= Short task =
Go through each line of the records below and count those with the word "icon". Give only the count.

>> begin Input for this task

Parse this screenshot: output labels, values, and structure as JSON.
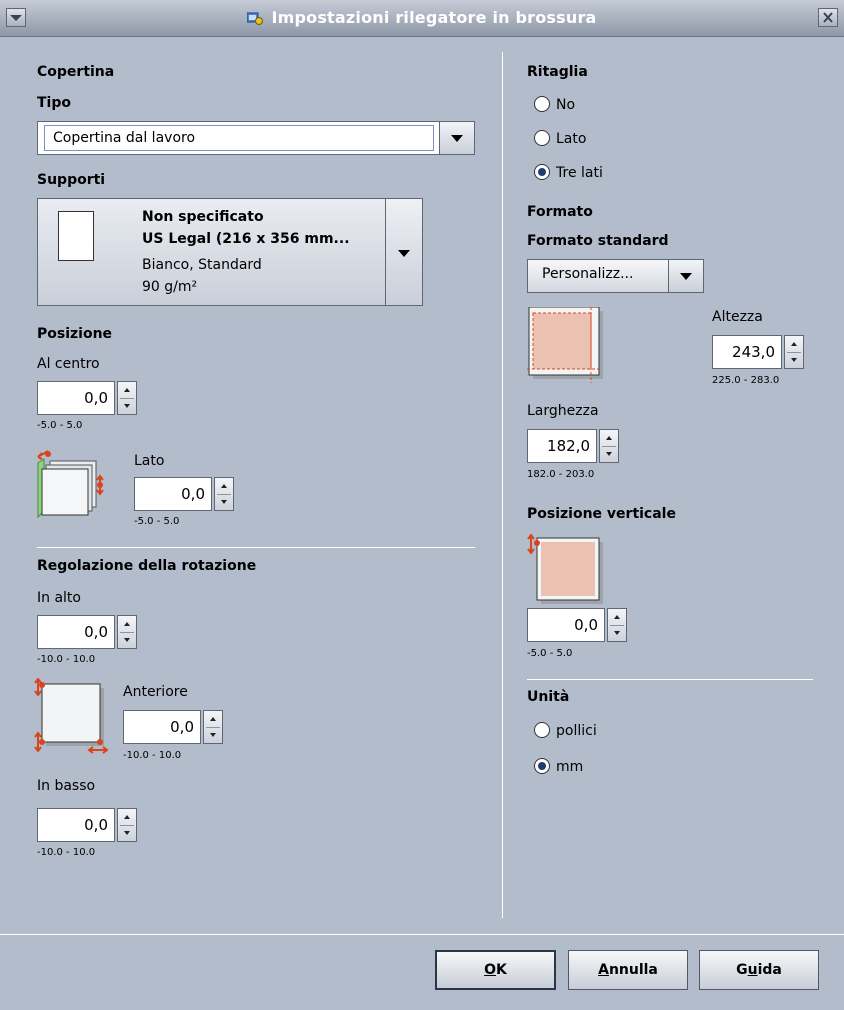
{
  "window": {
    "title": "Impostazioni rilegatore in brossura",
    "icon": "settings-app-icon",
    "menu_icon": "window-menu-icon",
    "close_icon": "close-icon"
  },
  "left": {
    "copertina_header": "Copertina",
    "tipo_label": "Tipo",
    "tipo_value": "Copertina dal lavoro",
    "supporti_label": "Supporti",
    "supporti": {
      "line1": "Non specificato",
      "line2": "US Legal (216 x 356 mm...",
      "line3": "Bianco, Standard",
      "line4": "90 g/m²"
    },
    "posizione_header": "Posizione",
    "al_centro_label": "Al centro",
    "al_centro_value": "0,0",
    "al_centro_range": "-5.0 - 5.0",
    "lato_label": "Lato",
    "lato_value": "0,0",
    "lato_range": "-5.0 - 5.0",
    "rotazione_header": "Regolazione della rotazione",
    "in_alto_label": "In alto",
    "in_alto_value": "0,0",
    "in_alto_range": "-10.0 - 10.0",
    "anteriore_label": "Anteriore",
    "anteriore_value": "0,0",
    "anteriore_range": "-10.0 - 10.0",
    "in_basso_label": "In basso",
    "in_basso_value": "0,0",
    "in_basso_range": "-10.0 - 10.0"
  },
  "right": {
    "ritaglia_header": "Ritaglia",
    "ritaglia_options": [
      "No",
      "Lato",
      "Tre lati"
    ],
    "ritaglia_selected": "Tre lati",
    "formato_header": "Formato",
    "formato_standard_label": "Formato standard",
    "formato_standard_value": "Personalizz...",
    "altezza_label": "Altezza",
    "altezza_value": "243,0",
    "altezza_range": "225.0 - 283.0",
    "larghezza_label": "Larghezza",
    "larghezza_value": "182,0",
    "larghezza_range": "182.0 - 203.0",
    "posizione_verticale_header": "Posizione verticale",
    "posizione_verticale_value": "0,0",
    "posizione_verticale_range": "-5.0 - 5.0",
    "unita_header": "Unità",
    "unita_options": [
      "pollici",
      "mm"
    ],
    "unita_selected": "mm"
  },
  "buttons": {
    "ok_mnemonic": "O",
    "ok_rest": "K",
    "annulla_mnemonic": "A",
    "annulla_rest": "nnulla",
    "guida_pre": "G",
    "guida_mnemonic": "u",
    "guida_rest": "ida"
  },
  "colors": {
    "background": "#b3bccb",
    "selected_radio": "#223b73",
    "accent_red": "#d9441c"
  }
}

>> end Input for this task

= Result for this exercise =
3